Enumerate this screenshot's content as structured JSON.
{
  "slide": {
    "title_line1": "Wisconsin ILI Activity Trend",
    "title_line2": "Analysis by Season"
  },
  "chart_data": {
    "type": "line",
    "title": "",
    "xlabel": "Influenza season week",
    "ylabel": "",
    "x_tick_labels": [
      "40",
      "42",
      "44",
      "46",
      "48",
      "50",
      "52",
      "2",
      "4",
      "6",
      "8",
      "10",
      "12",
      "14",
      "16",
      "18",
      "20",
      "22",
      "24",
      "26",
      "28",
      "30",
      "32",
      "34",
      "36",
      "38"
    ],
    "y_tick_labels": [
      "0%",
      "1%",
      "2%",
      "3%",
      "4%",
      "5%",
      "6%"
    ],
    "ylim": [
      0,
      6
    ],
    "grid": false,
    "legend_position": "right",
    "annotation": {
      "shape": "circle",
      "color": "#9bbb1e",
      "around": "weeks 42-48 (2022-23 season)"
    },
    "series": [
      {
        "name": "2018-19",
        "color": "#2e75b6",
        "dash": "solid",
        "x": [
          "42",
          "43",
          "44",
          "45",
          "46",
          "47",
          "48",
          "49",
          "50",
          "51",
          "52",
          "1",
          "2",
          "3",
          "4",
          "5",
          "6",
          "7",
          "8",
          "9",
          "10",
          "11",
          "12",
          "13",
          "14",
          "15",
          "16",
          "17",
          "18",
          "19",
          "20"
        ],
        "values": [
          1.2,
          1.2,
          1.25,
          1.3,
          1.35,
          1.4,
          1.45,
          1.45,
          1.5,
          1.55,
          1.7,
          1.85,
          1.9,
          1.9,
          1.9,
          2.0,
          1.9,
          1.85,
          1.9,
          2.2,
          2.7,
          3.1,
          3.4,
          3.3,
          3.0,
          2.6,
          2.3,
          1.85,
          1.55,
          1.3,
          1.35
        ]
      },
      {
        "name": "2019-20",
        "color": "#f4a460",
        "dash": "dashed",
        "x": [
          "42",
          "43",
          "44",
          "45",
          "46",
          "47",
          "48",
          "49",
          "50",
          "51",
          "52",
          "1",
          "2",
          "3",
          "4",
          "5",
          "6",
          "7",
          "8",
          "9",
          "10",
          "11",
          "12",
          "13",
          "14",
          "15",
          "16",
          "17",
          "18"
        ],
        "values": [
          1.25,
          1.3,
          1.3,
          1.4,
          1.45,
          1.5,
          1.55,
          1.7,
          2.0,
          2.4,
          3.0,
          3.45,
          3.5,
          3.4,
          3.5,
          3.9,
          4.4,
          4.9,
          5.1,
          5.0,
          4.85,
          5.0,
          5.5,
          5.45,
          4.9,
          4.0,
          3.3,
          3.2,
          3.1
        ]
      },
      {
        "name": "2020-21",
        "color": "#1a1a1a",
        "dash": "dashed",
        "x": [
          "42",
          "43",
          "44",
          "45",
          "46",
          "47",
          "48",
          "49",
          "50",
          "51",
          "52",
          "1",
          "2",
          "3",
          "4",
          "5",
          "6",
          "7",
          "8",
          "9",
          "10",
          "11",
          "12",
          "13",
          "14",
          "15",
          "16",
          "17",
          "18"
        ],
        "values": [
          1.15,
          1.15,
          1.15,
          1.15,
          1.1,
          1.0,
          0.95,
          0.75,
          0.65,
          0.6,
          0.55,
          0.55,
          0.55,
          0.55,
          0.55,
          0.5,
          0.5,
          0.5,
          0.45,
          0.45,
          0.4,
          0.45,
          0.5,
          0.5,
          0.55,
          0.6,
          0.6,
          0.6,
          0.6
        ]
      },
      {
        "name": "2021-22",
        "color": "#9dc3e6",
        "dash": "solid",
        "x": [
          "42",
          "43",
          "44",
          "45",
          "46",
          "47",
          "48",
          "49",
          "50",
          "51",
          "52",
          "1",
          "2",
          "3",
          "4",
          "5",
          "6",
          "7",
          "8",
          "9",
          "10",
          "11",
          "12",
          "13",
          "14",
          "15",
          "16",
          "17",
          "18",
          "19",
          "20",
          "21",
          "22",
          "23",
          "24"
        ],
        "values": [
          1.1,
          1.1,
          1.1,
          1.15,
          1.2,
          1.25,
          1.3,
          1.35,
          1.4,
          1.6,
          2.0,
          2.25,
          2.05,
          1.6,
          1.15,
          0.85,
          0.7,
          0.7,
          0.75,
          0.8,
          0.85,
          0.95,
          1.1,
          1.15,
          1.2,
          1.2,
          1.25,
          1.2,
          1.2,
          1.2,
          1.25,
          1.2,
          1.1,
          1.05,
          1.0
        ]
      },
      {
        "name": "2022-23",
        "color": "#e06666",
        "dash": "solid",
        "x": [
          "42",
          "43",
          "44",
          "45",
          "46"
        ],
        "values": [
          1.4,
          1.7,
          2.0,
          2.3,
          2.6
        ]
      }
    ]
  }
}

▸ **TO DO**
Search the data for "name". Copy every line that has it.

▸ **TASK OUTPUT**
        "name": "2018-19",
        "name": "2019-20",
        "name": "2020-21",
        "name": "2021-22",
        "name": "2022-23",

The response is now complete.